Aim: Reproduce each line from the records that holds "класс".

### Dataset records ###

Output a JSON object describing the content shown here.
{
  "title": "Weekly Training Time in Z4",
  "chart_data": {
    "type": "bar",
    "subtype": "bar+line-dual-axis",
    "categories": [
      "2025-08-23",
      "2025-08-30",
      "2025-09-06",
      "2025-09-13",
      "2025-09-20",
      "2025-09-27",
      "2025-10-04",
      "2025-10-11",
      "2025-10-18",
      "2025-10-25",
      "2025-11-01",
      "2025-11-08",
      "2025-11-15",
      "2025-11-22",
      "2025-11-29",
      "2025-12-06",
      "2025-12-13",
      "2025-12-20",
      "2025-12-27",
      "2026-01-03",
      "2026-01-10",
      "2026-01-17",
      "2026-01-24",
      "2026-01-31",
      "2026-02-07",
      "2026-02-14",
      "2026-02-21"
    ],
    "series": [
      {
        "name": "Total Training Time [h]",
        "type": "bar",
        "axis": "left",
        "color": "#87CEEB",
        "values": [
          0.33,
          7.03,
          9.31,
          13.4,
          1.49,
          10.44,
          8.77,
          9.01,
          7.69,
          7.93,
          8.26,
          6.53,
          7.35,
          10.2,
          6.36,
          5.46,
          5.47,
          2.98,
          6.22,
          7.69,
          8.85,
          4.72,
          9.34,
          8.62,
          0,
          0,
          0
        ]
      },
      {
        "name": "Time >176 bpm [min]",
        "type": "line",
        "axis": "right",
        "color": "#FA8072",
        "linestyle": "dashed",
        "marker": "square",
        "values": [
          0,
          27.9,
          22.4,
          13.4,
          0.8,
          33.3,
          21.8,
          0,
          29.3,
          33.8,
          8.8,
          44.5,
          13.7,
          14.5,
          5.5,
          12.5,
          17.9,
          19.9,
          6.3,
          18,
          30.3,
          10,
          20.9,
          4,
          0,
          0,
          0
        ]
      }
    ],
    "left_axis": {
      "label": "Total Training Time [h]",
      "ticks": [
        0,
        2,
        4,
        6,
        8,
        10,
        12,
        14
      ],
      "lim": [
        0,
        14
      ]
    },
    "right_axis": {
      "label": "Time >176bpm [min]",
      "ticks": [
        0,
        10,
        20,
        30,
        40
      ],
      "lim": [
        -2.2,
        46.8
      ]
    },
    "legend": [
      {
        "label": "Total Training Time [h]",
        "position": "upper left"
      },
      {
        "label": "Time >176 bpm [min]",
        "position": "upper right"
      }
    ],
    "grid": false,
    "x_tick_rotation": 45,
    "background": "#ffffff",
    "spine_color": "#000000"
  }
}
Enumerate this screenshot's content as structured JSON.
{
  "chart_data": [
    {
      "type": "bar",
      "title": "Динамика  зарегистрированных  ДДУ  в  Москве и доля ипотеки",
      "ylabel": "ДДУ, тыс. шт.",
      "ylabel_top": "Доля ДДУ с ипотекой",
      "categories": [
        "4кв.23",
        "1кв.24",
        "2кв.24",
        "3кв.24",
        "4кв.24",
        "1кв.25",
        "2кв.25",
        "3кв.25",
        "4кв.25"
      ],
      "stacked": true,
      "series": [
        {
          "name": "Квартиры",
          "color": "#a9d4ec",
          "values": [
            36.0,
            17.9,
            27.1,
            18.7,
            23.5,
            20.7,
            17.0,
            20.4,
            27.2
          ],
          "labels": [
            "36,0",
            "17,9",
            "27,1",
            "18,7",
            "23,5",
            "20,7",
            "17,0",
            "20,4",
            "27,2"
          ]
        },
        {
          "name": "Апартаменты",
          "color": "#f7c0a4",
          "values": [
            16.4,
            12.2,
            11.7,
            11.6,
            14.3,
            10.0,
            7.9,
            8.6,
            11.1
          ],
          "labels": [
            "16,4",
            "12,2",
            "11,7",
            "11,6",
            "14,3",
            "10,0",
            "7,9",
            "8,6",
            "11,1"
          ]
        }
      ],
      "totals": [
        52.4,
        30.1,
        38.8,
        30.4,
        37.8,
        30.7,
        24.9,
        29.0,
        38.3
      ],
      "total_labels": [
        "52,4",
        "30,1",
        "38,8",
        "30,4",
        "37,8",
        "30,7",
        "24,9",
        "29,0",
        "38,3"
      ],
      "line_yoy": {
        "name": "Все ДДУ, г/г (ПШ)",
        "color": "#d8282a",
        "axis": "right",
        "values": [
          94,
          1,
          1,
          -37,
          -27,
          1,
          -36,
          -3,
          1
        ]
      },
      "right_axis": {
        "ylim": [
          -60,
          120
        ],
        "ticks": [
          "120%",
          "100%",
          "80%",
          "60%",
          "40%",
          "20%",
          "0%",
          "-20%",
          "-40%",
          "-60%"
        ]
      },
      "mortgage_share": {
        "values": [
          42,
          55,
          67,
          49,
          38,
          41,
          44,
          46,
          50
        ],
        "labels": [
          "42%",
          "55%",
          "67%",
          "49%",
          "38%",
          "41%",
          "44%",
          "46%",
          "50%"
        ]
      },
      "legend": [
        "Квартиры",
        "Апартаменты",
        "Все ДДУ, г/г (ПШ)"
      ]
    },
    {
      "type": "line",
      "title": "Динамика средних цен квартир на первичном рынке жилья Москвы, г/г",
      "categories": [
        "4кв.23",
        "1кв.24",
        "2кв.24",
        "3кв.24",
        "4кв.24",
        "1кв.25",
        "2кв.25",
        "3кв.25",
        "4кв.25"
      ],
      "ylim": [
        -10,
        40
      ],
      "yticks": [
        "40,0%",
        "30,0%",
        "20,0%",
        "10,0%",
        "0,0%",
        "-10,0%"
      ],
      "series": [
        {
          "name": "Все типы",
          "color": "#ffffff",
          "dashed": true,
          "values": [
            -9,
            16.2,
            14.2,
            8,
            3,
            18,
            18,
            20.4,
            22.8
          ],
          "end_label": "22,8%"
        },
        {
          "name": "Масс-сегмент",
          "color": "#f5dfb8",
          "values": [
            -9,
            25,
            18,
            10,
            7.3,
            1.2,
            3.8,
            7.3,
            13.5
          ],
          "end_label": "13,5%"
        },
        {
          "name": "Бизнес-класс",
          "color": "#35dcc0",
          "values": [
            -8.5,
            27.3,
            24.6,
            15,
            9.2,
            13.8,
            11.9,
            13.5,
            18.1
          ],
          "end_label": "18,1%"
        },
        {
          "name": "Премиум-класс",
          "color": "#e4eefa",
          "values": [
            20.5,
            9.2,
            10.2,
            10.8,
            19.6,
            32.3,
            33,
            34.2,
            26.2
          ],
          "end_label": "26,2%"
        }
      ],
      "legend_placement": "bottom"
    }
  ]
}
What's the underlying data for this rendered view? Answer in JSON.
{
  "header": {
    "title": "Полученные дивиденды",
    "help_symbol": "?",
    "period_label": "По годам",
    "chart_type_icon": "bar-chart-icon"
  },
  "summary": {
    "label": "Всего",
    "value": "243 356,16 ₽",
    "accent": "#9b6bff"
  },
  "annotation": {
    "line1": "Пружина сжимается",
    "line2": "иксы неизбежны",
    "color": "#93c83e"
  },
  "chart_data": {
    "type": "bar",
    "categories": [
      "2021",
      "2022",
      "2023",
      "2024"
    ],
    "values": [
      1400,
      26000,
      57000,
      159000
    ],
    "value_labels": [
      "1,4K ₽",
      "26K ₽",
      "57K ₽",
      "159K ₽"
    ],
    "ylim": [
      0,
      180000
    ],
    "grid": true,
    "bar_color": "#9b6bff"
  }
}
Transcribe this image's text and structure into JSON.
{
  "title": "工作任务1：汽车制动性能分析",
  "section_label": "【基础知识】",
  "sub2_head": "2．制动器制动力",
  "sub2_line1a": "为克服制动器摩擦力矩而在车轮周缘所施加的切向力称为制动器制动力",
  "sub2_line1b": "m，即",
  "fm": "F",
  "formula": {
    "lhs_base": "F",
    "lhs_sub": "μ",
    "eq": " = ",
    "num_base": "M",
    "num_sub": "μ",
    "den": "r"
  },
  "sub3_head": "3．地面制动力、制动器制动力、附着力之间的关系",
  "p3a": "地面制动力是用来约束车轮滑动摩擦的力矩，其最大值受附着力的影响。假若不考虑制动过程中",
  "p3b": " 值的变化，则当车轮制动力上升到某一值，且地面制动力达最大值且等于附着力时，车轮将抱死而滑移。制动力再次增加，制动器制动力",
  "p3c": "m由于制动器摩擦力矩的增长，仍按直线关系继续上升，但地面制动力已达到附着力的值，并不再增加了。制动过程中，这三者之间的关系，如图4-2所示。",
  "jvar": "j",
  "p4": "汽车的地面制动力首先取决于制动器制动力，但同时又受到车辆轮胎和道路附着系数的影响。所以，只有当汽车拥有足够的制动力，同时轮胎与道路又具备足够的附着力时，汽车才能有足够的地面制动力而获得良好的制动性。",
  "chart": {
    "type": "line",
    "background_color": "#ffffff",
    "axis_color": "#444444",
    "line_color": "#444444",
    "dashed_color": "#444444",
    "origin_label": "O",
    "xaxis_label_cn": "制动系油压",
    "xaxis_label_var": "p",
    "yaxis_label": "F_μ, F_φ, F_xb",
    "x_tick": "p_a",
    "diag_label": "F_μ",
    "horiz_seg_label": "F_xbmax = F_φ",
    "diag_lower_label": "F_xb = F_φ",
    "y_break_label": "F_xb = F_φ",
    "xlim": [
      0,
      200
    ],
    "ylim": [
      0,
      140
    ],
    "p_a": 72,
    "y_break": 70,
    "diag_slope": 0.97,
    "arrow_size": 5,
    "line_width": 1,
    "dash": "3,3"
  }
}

###

Reply to the task:
          "name": "Бизнес-класс",
          "name": "Премиум-класс",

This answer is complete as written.